TASK INSTRUCTIONS ::
Can you filter the records down to every line that contains the string "байх", treating uppercase and lowercase as different? Copy each matching line in full.

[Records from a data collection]
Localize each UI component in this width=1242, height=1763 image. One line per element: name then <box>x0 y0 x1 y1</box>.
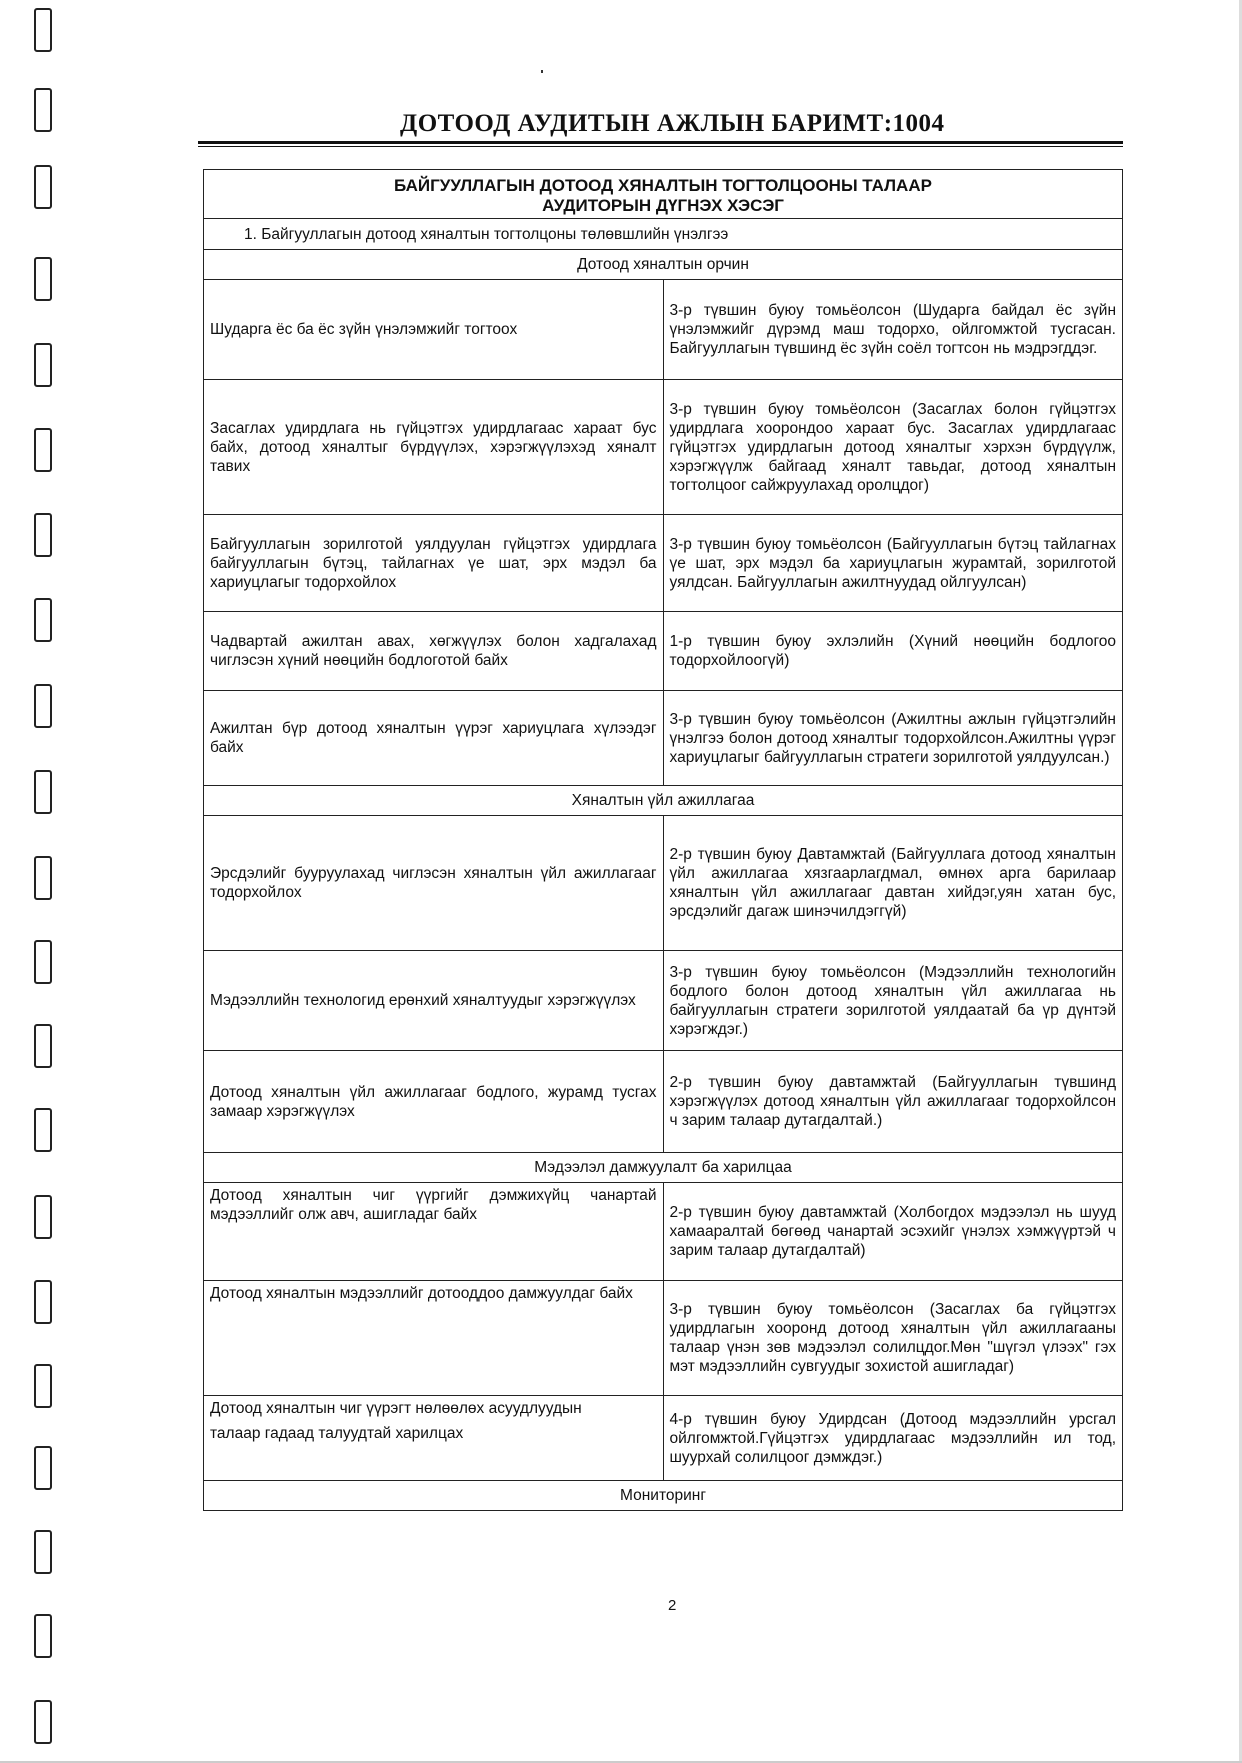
assessment-cell: 4-р түвшин буюу Удирдсан (Дотоод мэдээллийн урсгал ойлгомжтой.Гүйцэтгэх удирдлагаас мэдээллийн ил тод, шуурхай солилцоог дэмждэг.) <box>663 1396 1123 1481</box>
criterion-cell: Дотоод хяналтын чиг үүргийг дэмжихүйц чанартай мэдээллийг олж авч, ашигладаг байх <box>204 1183 664 1281</box>
binder-hole <box>34 684 52 728</box>
page-title: ДОТООД АУДИТЫН АЖЛЫН БАРИМТ:1004 <box>400 110 945 137</box>
binder-hole <box>34 513 52 557</box>
binder-hole <box>34 1280 52 1324</box>
assessment-cell: 2-р түвшин буюу давтамжтай (Байгууллагын түвшинд хэрэгжүүлэх дотоод хяналтын үйл ажиллагааг тодорхойлсон ч зарим талаар дутагдалтай.) <box>663 1051 1123 1153</box>
assessment-cell: 3-р түвшин буюу томьёолсон (Засаглах ба гүйцэтгэх удирдлагын хооронд дотоод хяналтын үйл ажиллагааны талаар үнэн зөв мэдээлэл солилцдог.Мөн "шүгэл үлээх" гэх мэт мэдээллийн сувгуудыг зохистой ашигладаг) <box>663 1281 1123 1396</box>
assessment-cell: 1-р түвшин буюу эхлэлийн (Хүний нөөцийн бодлогоо тодорхойлоогүй) <box>663 612 1123 691</box>
assessment-cell: 2-р түвшин буюу давтамжтай (Холбогдох мэдээлэл нь шууд хамааралтай бөгөөд чанартай эсэхийг үнэлэх хэмжүүртэй ч зарим талаар дутагдалтай) <box>663 1183 1123 1281</box>
binder-hole <box>34 1195 52 1239</box>
binder-hole <box>34 343 52 387</box>
subsection-control-activities: Хяналтын үйл ажиллагаа <box>204 786 1123 816</box>
binder-hole <box>34 1364 52 1408</box>
criterion-cell: Дотоод хяналтын мэдээллийг дотооддоо дамжуулдаг байх <box>204 1281 664 1396</box>
criterion-cell: Дотоод хяналтын чиг үүрэгт нөлөөлөх асуудлуудын талаар гадаад талуудтай харилцах <box>204 1396 664 1481</box>
binder-hole <box>34 770 52 814</box>
assessment-cell: 3-р түвшин буюу томьёолсон (Байгууллагын бүтэц тайлагнах үе шат, эрх мэдэл ба хариуцлагын журамтай, зорилготой уялдсан. Байгууллагын ажилтнуудад ойлгуулсан) <box>663 515 1123 612</box>
assessment-cell: 2-р түвшин буюу Давтамжтай (Байгууллага дотоод хяналтын үйл ажиллагаа хязгаарлагдмал, өмнөх арга барилаар хяналтын үйл ажиллагааг давтан хийдэг,уян хатан бус, эрсдэлийг дагаж шинэчилдэггүй) <box>663 816 1123 951</box>
assessment-cell: 3-р түвшин буюу томьёолсон (Шударга байдал ёс зүйн үнэлэмжийг дүрэмд маш тодорхо, ойлгомжтой тусгасан. Байгууллагын түвшинд ёс зүйн соёл тогтсон нь мэдрэгддэг. <box>663 280 1123 380</box>
binder-hole <box>34 1700 52 1744</box>
binder-hole <box>34 165 52 209</box>
title-underline <box>198 146 1123 147</box>
binder-hole <box>34 856 52 900</box>
title-underline <box>198 141 1123 144</box>
criterion-cell: Байгууллагын зорилготой уялдуулан гүйцэтгэх удирдлага байгууллагын бүтэц, тайлагнах үе шат, эрх мэдэл ба хариуцлагыг тодорхойлох <box>204 515 664 612</box>
binder-hole <box>34 1614 52 1658</box>
binder-hole <box>34 1446 52 1490</box>
table-header: БАЙГУУЛЛАГЫН ДОТООД ХЯНАЛТЫН ТОГТОЛЦООНЫ ТАЛААР АУДИТОРЫН ДҮГНЭХ ХЭСЭГ <box>204 170 1123 219</box>
binder-hole <box>34 598 52 642</box>
binder-hole <box>34 940 52 984</box>
section-heading: 1. Байгууллагын дотоод хяналтын тогтолцоны төлөвшлийн үнэлгээ <box>204 219 1123 250</box>
criterion-cell: Шударга ёс ба ёс зүйн үнэлэмжийг тогтоох <box>204 280 664 380</box>
binder-hole <box>34 88 52 132</box>
assessment-cell: 3-р түвшин буюу томьёолсон (Ажилтны ажлын гүйцэтгэлийн үнэлгээ болон дотоод хяналтыг тодорхойлсон.Ажилтны үүрэг хариуцлагыг байгууллагын стратеги зорилготой уялдуулсан.) <box>663 691 1123 786</box>
subsection-monitoring: Мониторинг <box>204 1481 1123 1511</box>
criterion-cell: Мэдээллийн технологид ерөнхий хяналтуудыг хэрэгжүүлэх <box>204 951 664 1051</box>
binder-hole <box>34 1530 52 1574</box>
binder-hole <box>34 1108 52 1152</box>
criterion-cell: Дотоод хяналтын үйл ажиллагааг бодлого, журамд тусгах замаар хэрэгжүүлэх <box>204 1051 664 1153</box>
assessment-cell: 3-р түвшин буюу томьёолсон (Засаглах болон гүйцэтгэх удирдлага хоорондоо хараат бус. Засаглах удирдлагаас гүйцэтгэх удирдлагын дотоод хяналтыг хэрхэн бүрдүүлж, хэрэгжүүлж байгаад хяналт тавьдаг, дотоод хяналтын тогтолцоог сайжруулахад оролцдог) <box>663 380 1123 515</box>
binder-hole <box>34 1024 52 1068</box>
criterion-cell: Чадвартай ажилтан авах, хөгжүүлэх болон хадгалахад чиглэсэн хүний нөөцийн бодлоготой байх <box>204 612 664 691</box>
criterion-cell: Засаглах удирдлага нь гүйцэтгэх удирдлагаас хараат бус байх, дотоод хяналтыг бүрдүүлэх, хэрэгжүүлэхэд хяналт тавих <box>204 380 664 515</box>
assessment-table <box>203 169 1123 1511</box>
binder-hole <box>34 8 52 52</box>
subsection-control-environment: Дотоод хяналтын орчин <box>204 250 1123 280</box>
criterion-cell: Эрсдэлийг бууруулахад чиглэсэн хяналтын үйл ажиллагааг тодорхойлох <box>204 816 664 951</box>
assessment-cell: 3-р түвшин буюу томьёолсон (Мэдээллийн технологийн бодлого болон дотоод хяналтын үйл ажиллагаа нь байгууллагын стратеги зорилготой уялдаатай ба үр дүнтэй хэрэгждэг.) <box>663 951 1123 1051</box>
page-number: 2 <box>668 1597 677 1614</box>
scan-speck <box>541 70 543 73</box>
subsection-information-communication: Мэдээлэл дамжуулалт ба харилцаа <box>204 1153 1123 1183</box>
binder-hole <box>34 257 52 301</box>
criterion-cell: Ажилтан бүр дотоод хяналтын үүрэг хариуцлага хүлээдэг байх <box>204 691 664 786</box>
binder-hole <box>34 428 52 472</box>
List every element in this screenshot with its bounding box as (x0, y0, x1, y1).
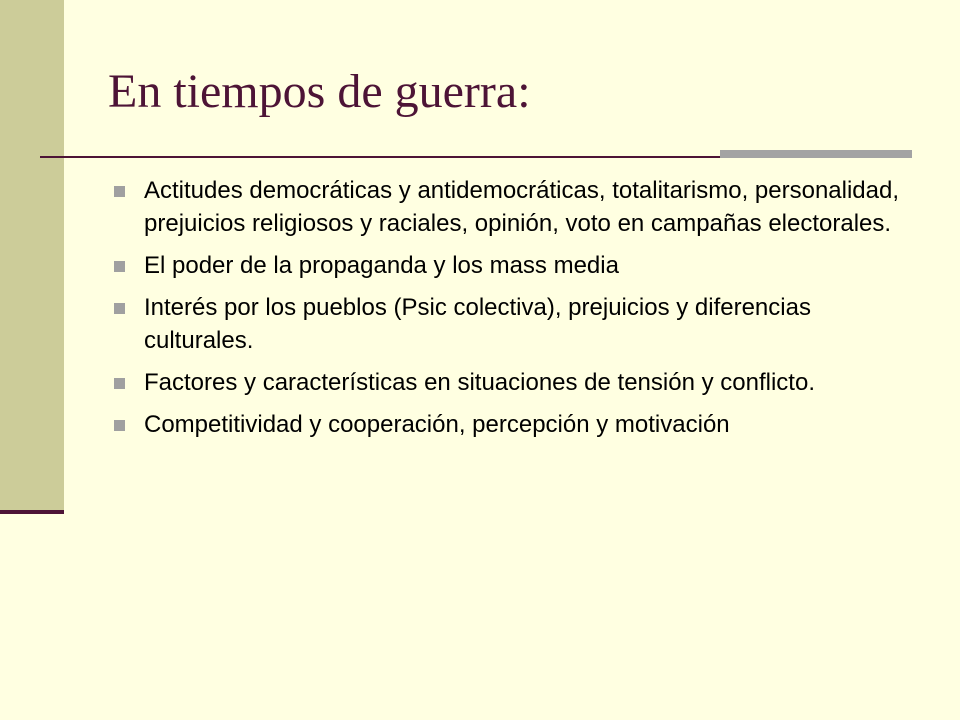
bullet-list (114, 174, 914, 450)
side-band-accent-line (0, 510, 64, 514)
bullet-text: Factores y características en situaciones de tensión y conflicto. (144, 369, 815, 396)
square-bullet-icon (114, 420, 125, 431)
title-underline-accent (720, 150, 912, 158)
bullet-item (114, 174, 914, 240)
bullet-item (114, 408, 914, 441)
square-bullet-icon (114, 303, 125, 314)
bullet-item (114, 249, 914, 282)
bullet-item (114, 291, 914, 357)
square-bullet-icon (114, 378, 125, 389)
bullet-item (114, 366, 914, 399)
bullet-text: El poder de la propaganda y los mass media (144, 252, 619, 279)
square-bullet-icon (114, 186, 125, 197)
bullet-text: Interés por los pueblos (Psic colectiva), prejuicios y diferencias culturales. (144, 294, 811, 354)
bullet-text: Actitudes democráticas y antidemocráticas, totalitarismo, personalidad, prejuicios religiosos y raciales, opinión, voto en campañas electorales. (144, 177, 900, 237)
side-decoration-band (0, 0, 64, 512)
slide-title: En tiempos de guerra: (108, 65, 531, 118)
square-bullet-icon (114, 261, 125, 272)
bullet-text: Competitividad y cooperación, percepción y motivación (144, 411, 730, 438)
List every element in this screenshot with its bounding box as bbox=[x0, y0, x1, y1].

TASK RESULT ::
criterion-cell: Дотоод хяналтын чиг үүргийг дэмжихүйц чанартай мэдээллийг олж авч, ашигладаг байх <box>204 1183 664 1281</box>
criterion-cell: Дотоод хяналтын мэдээллийг дотооддоо дамжуулдаг байх <box>204 1281 664 1396</box>
criterion-cell: Чадвартай ажилтан авах, хөгжүүлэх болон хадгалахад чиглэсэн хүний нөөцийн бодлоготой байх <box>204 612 664 691</box>
criterion-cell: Засаглах удирдлага нь гүйцэтгэх удирдлагаас хараат бус байх, дотоод хяналтыг бүрдүүлэх, хэрэгжүүлэхэд хяналт тавих <box>204 380 664 515</box>
criterion-cell: Ажилтан бүр дотоод хяналтын үүрэг хариуцлага хүлээдэг байх <box>204 691 664 786</box>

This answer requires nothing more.